- _Extracted entries_:
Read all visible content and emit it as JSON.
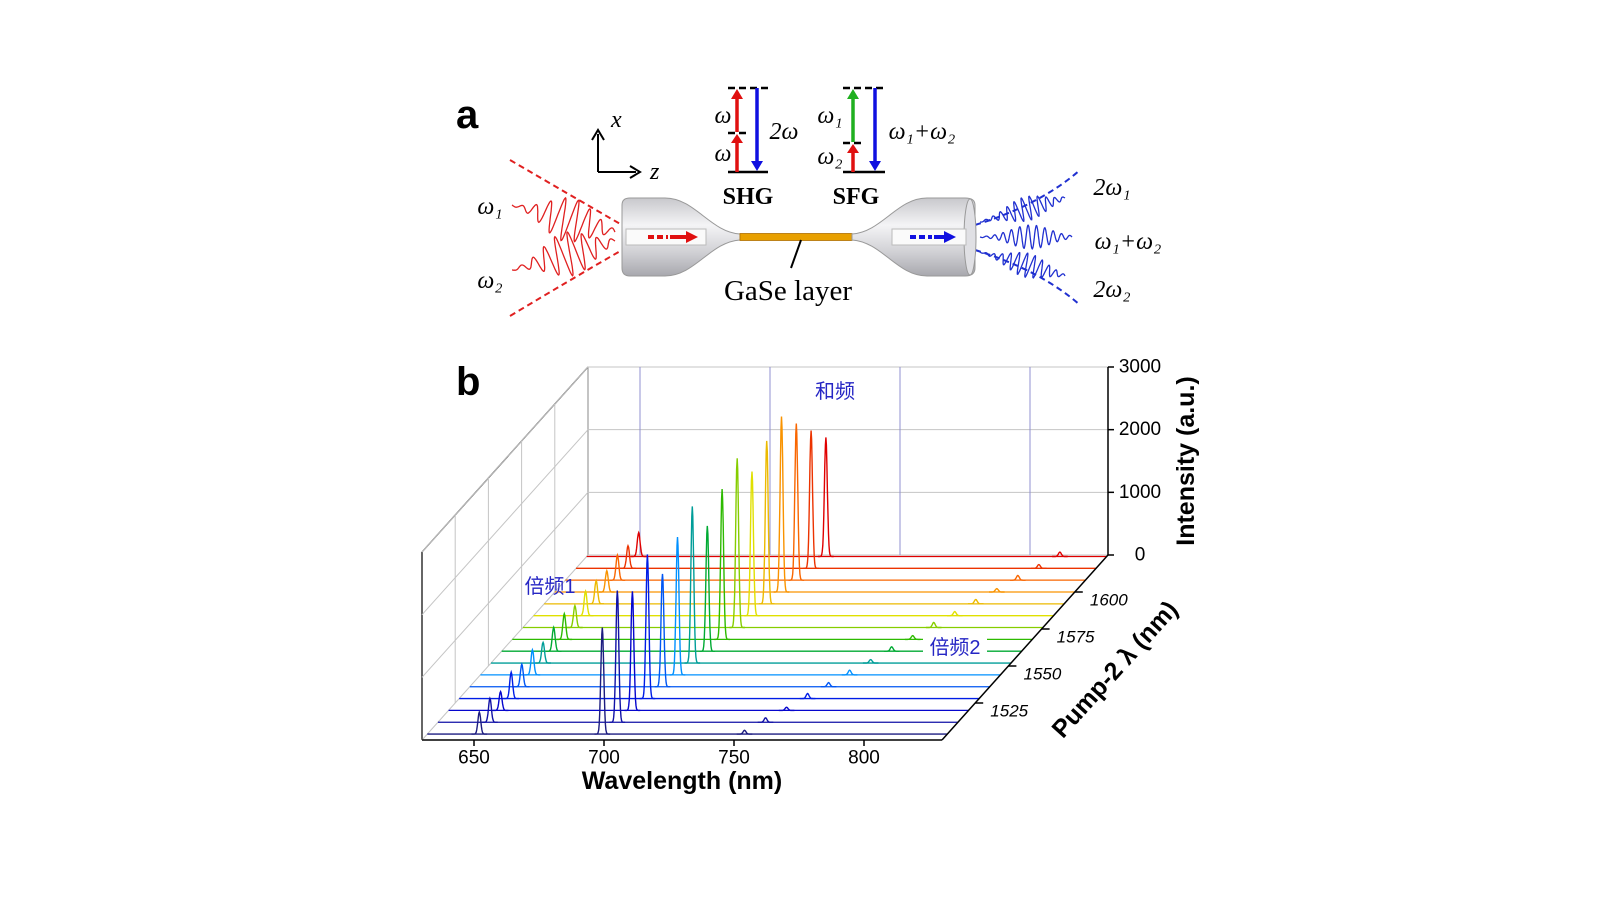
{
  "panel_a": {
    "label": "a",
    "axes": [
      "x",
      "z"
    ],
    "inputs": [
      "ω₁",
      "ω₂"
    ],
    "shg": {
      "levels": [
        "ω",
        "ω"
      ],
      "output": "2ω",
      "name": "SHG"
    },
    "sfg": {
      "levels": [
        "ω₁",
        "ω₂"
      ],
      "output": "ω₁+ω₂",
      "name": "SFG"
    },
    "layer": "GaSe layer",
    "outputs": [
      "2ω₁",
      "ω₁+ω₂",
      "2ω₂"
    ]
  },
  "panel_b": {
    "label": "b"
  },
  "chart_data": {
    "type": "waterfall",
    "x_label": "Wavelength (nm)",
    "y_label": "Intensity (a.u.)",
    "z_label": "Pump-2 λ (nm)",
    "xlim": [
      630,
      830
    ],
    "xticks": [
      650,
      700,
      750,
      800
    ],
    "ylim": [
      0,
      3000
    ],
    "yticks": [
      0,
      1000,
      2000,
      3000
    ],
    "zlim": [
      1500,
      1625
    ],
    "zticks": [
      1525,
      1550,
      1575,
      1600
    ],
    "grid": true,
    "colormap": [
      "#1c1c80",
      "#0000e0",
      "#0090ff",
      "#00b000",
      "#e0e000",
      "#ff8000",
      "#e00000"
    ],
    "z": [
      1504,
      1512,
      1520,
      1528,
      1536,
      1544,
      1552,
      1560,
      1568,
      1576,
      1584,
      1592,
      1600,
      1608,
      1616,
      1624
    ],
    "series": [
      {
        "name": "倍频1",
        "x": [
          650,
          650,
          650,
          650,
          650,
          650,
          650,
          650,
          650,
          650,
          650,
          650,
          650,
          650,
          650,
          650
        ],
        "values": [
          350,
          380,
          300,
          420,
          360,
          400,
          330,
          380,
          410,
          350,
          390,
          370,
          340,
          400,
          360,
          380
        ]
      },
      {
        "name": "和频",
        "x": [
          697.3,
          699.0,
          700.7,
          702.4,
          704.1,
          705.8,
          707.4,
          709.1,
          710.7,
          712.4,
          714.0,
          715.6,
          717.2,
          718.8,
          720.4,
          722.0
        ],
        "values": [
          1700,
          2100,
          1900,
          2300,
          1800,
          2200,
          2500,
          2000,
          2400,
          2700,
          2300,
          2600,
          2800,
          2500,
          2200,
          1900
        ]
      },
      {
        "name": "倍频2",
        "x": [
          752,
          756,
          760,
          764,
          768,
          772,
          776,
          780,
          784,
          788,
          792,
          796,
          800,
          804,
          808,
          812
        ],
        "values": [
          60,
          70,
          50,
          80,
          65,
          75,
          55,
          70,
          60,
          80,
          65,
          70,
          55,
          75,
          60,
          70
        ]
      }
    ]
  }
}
--
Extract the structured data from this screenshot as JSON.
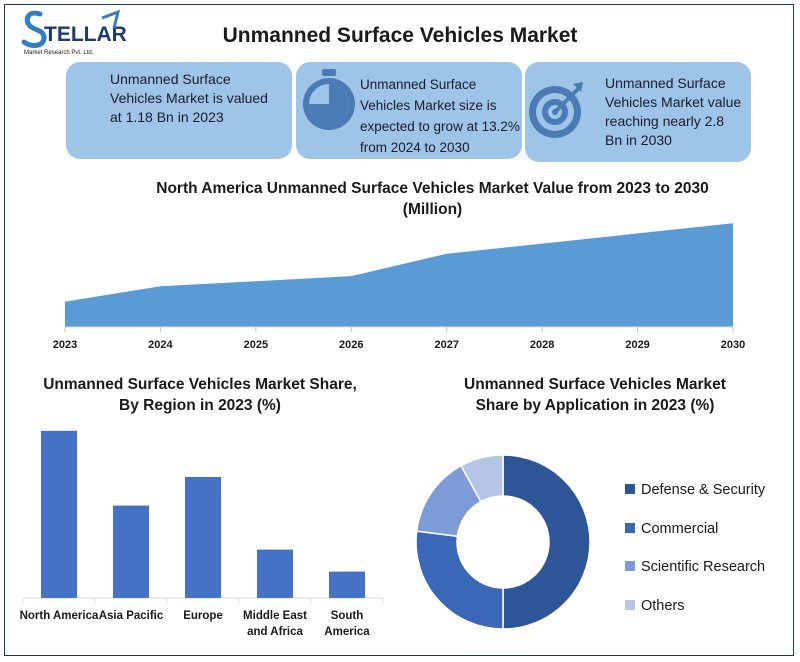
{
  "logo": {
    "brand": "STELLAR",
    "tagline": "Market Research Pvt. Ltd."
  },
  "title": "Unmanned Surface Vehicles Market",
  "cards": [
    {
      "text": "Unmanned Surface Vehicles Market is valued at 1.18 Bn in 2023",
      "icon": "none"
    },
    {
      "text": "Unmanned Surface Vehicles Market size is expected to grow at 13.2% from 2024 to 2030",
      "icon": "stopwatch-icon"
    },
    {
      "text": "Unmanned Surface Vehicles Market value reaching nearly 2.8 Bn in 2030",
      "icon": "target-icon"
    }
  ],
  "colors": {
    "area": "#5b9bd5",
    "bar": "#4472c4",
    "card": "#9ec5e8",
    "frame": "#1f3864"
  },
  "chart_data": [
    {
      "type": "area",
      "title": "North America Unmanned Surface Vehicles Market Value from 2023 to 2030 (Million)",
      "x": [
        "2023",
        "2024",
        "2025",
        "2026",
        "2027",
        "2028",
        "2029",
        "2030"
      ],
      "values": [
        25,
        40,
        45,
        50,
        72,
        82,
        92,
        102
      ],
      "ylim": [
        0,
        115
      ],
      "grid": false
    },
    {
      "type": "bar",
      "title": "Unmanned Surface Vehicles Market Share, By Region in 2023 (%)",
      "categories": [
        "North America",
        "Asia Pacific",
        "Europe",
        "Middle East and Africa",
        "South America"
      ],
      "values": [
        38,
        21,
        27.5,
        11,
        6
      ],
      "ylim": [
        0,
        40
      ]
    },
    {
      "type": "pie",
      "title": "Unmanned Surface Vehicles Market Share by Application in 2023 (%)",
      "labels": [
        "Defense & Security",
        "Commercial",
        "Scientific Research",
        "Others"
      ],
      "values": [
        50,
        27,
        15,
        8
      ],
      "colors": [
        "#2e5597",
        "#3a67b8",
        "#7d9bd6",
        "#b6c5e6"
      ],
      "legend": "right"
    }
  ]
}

- _Given problem_: Note every line above where the string "text" shows up, and copy those lines.

- _Written answer_:
      "text": "Unmanned Surface Vehicles Market is valued at 1.18 Bn in 2023",
      "text": "Unmanned Surface Vehicles Market size is expected to grow at 13.2% from 2024 to 2030",
      "text": "Unmanned Surface Vehicles Market value reaching nearly 2.8 Bn in 2030",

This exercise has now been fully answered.